[Saved entries]
────

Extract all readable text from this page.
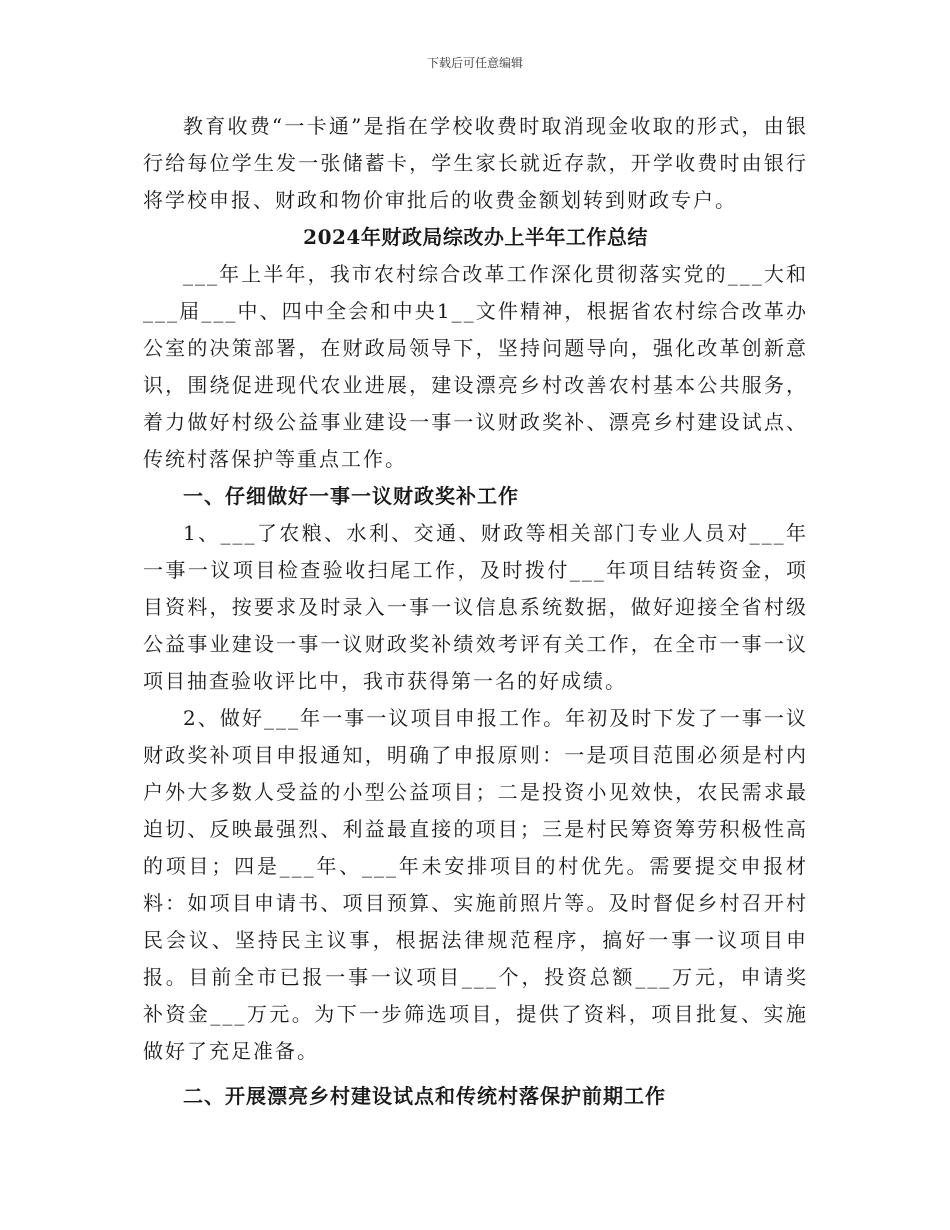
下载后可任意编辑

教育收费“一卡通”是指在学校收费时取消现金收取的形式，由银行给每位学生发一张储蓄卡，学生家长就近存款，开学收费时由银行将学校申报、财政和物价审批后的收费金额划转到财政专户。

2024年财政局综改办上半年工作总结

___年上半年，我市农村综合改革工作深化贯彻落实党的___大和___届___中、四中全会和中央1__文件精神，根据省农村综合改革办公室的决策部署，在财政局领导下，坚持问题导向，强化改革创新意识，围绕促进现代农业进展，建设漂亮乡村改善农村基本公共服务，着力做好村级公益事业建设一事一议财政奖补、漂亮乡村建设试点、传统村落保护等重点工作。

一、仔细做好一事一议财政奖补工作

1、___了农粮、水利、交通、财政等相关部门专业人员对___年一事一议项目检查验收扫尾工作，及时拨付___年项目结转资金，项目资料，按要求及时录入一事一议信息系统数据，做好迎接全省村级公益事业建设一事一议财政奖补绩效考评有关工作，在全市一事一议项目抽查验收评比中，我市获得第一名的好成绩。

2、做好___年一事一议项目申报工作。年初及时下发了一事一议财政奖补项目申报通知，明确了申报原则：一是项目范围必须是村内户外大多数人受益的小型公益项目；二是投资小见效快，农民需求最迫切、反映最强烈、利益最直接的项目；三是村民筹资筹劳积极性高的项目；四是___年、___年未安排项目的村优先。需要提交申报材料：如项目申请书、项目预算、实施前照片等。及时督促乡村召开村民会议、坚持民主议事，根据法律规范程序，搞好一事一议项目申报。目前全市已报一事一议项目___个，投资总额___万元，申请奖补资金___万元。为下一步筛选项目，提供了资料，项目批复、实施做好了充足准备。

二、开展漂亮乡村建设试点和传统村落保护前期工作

────

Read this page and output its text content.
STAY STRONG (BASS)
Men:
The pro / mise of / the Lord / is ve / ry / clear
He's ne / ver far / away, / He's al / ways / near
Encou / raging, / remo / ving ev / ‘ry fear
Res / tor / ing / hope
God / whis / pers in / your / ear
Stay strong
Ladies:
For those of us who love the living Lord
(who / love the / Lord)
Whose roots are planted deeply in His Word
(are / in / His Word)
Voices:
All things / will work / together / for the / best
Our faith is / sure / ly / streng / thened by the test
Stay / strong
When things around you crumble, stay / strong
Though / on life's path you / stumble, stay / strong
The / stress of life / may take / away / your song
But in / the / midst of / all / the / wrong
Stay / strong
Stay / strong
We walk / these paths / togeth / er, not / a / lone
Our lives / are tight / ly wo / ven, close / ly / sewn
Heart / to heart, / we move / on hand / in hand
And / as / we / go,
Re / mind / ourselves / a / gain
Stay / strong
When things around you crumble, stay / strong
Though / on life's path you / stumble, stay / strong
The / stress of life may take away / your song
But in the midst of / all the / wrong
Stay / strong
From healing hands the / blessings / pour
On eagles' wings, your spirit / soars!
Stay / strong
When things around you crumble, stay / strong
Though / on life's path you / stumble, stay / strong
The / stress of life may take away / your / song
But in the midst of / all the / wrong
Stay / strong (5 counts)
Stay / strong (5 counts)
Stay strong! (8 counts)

────

### Required task
Write the number of lines containing the word "page" and nothing besides it.

### Task answer
2